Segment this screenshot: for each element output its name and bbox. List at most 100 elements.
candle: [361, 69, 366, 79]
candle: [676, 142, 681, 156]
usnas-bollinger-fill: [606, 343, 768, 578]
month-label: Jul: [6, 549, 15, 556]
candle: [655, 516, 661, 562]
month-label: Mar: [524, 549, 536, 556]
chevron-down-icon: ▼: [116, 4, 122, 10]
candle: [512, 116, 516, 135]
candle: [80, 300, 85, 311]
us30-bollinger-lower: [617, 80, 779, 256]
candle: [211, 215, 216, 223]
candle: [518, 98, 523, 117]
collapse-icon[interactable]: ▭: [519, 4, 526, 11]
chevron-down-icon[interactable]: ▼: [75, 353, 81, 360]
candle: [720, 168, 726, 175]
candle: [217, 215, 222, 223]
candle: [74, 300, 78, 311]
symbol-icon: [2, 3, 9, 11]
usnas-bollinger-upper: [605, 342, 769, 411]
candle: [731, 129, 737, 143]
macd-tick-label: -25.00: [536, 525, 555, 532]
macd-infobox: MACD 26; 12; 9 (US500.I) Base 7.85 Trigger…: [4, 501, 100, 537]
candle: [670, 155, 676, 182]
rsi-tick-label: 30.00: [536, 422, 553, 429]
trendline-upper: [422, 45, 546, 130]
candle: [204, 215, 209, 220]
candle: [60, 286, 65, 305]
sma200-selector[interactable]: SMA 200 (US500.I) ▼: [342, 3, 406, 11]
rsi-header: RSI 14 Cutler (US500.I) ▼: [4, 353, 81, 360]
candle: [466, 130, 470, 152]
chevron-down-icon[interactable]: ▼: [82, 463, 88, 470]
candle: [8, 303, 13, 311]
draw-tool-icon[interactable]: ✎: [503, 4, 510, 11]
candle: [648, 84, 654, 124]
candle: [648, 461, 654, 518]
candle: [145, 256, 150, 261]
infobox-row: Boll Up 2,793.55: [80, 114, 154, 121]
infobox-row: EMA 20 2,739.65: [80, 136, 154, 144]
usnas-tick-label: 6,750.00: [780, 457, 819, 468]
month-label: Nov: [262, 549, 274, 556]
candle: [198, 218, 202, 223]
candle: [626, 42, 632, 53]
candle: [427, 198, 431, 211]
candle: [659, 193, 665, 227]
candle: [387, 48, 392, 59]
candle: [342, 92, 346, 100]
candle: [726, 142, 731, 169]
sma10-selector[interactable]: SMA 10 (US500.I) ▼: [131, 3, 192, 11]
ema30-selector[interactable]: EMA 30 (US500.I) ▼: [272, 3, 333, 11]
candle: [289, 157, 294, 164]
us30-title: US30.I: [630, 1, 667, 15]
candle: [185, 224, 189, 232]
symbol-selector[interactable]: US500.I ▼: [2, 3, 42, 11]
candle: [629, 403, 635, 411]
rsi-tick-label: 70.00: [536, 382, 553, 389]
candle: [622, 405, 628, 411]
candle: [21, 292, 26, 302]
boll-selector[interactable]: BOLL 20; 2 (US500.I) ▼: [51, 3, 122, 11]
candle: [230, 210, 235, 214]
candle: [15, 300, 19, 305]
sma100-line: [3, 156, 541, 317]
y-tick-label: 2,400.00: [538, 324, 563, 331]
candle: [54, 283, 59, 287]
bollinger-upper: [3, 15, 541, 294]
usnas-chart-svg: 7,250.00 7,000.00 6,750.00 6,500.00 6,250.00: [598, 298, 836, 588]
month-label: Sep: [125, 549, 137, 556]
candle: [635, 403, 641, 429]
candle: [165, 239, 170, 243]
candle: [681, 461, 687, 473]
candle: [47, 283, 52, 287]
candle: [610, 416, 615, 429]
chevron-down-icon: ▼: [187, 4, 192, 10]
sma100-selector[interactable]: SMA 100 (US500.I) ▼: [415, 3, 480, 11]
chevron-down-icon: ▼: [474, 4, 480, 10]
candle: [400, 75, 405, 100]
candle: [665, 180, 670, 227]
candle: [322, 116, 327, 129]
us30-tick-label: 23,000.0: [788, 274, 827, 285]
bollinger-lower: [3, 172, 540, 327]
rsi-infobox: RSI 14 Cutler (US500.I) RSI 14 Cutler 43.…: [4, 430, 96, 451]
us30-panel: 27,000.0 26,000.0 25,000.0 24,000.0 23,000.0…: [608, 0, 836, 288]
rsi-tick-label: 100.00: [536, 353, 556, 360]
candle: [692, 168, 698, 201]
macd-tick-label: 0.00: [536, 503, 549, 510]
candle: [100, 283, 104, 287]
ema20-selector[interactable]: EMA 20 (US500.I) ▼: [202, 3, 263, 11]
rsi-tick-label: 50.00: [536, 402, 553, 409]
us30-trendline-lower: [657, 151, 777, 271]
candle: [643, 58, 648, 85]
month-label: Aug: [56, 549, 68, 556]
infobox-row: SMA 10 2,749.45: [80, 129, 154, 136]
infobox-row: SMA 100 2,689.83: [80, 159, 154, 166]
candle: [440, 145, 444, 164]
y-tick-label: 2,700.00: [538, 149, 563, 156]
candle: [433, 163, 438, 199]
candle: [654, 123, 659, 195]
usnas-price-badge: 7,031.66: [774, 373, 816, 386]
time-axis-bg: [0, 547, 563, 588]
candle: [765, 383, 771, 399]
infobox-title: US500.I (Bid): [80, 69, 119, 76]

◆ ◆ ◆ ◆ ◆

Direction:
Convert all the rows above into a Markdown table with two columns, Row number and Row text. Leave out any blank lines.

Worked solution:
| Row number | Row text |
|---|---|
| 1 | Segment this screenshot: for each element output its name and bbox. List at most 100 elements. |
| 2 | candle: [361, 69, 366, 79] |
| 3 | candle: [676, 142, 681, 156] |
| 4 | usnas-bollinger-fill: [606, 343, 768, 578] |
| 5 | month-label: Jul: [6, 549, 15, 556] |
| 6 | candle: [655, 516, 661, 562] |
| 7 | month-label: Mar: [524, 549, 536, 556] |
| 8 | chevron-down-icon: ▼: [116, 4, 122, 10] |
| 9 | candle: [512, 116, 516, 135] |
| 10 | candle: [80, 300, 85, 311] |
| 11 | us30-bollinger-lower: [617, 80, 779, 256] |
| 12 | candle: [211, 215, 216, 223] |
| 13 | candle: [518, 98, 523, 117] |
| 14 | collapse-icon[interactable]: ▭: [519, 4, 526, 11] |
| 15 | chevron-down-icon[interactable]: ▼: [75, 353, 81, 360] |
| 16 | candle: [720, 168, 726, 175] |
| 17 | candle: [217, 215, 222, 223] |
| 18 | candle: [74, 300, 78, 311] |
| 19 | symbol-icon: [2, 3, 9, 11] |
| 20 | usnas-bollinger-upper: [605, 342, 769, 411] |
| 21 | candle: [731, 129, 737, 143] |
| 22 | macd-tick-label: -25.00: [536, 525, 555, 532] |
| 23 | macd-infobox: MACD 26; 12; 9 (US500.I) Base 7.85 Trigger…: [4, 501, 100, 537] |
| 24 | candle: [670, 155, 676, 182] |
| 25 | rsi-tick-label: 30.00: [536, 422, 553, 429] |
| 26 | trendline-upper: [422, 45, 546, 130] |
| 27 | candle: [204, 215, 209, 220] |
| 28 | candle: [60, 286, 65, 305] |
| 29 | sma200-selector[interactable]: SMA 200 (US500.I) ▼: [342, 3, 406, 11] |
| 30 | rsi-header: RSI 14 Cutler (US500.I) ▼: [4, 353, 81, 360] |
| 31 | candle: [466, 130, 470, 152] |
| 32 | chevron-down-icon[interactable]: ▼: [82, 463, 88, 470] |
| 33 | candle: [8, 303, 13, 311] |
| 34 | draw-tool-icon[interactable]: ✎: [503, 4, 510, 11] |
| 35 | candle: [648, 84, 654, 124] |
| 36 | candle: [648, 461, 654, 518] |
| 37 | candle: [145, 256, 150, 261] |
| 38 | infobox-row: Boll Up 2,793.55: [80, 114, 154, 121] |
| 39 | infobox-row: EMA 20 2,739.65: [80, 136, 154, 144] |
| 40 | usnas-tick-label: 6,750.00: [780, 457, 819, 468] |
| 41 | month-label: Nov: [262, 549, 274, 556] |
| 42 | candle: [198, 218, 202, 223] |
| 43 | candle: [626, 42, 632, 53] |
| 44 | candle: [427, 198, 431, 211] |
| 45 | candle: [659, 193, 665, 227] |
| 46 | candle: [387, 48, 392, 59] |
| 47 | candle: [342, 92, 346, 100] |
| 48 | candle: [726, 142, 731, 169] |
| 49 | sma10-selector[interactable]: SMA 10 (US500.I) ▼: [131, 3, 192, 11] |
| 50 | ema30-selector[interactable]: EMA 30 (US500.I) ▼: [272, 3, 333, 11] |
| 51 | candle: [289, 157, 294, 164] |
| 52 | us30-title: US30.I: [630, 1, 667, 15] |
| 53 | candle: [185, 224, 189, 232] |
| 54 | symbol-selector[interactable]: US500.I ▼: [2, 3, 42, 11] |
| 55 | candle: [629, 403, 635, 411] |
| 56 | rsi-tick-label: 70.00: [536, 382, 553, 389] |
| 57 | candle: [622, 405, 628, 411] |
| 58 | candle: [21, 292, 26, 302] |
| 59 | boll-selector[interactable]: BOLL 20; 2 (US500.I) ▼: [51, 3, 122, 11] |
| 60 | candle: [230, 210, 235, 214] |
| 61 | candle: [15, 300, 19, 305] |
| 62 | sma100-line: [3, 156, 541, 317] |
| 63 | y-tick-label: 2,400.00: [538, 324, 563, 331] |
| 64 | candle: [54, 283, 59, 287] |
| 65 | bollinger-upper: [3, 15, 541, 294] |
| 66 | usnas-chart-svg: 7,250.00 7,000.00 6,750.00 6,500.00 6,250.00: [598, 298, 836, 588] |
| 67 | month-label: Sep: [125, 549, 137, 556] |
| 68 | candle: [635, 403, 641, 429] |
| 69 | candle: [165, 239, 170, 243] |
| 70 | candle: [681, 461, 687, 473] |
| 71 | candle: [47, 283, 52, 287] |
| 72 | candle: [610, 416, 615, 429] |
| 73 | chevron-down-icon: ▼: [187, 4, 192, 10] |
| 74 | sma100-selector[interactable]: SMA 100 (US500.I) ▼: [415, 3, 480, 11] |
| 75 | chevron-down-icon: ▼: [474, 4, 480, 10] |
| 76 | candle: [400, 75, 405, 100] |
| 77 | candle: [665, 180, 670, 227] |
| 78 | candle: [322, 116, 327, 129] |
| 79 | us30-tick-label: 23,000.0: [788, 274, 827, 285] |
| 80 | bollinger-lower: [3, 172, 540, 327] |
| 81 | rsi-infobox: RSI 14 Cutler (US500.I) RSI 14 Cutler 43.…: [4, 430, 96, 451] |
| 82 | us30-panel: 27,000.0 26,000.0 25,000.0 24,000.0 23,000.0…: [608, 0, 836, 288] |
| 83 | rsi-tick-label: 100.00: [536, 353, 556, 360] |
| 84 | candle: [692, 168, 698, 201] |
| 85 | macd-tick-label: 0.00: [536, 503, 549, 510] |
| 86 | candle: [100, 283, 104, 287] |
| 87 | ema20-selector[interactable]: EMA 20 (US500.I) ▼: [202, 3, 263, 11] |
| 88 | rsi-tick-label: 50.00: [536, 402, 553, 409] |
| 89 | us30-trendline-lower: [657, 151, 777, 271] |
| 90 | candle: [643, 58, 648, 85] |
| 91 | month-label: Aug: [56, 549, 68, 556] |
| 92 | infobox-row: SMA 10 2,749.45: [80, 129, 154, 136] |
| 93 | infobox-row: SMA 100 2,689.83: [80, 159, 154, 166] |
| 94 | candle: [440, 145, 444, 164] |
| 95 | y-tick-label: 2,700.00: [538, 149, 563, 156] |
| 96 | candle: [433, 163, 438, 199] |
| 97 | candle: [654, 123, 659, 195] |
| 98 | usnas-price-badge: 7,031.66: [774, 373, 816, 386] |
| 99 | time-axis-bg: [0, 547, 563, 588] |
| 100 | candle: [765, 383, 771, 399] |
| 101 | infobox-title: US500.I (Bid): [80, 69, 119, 76] |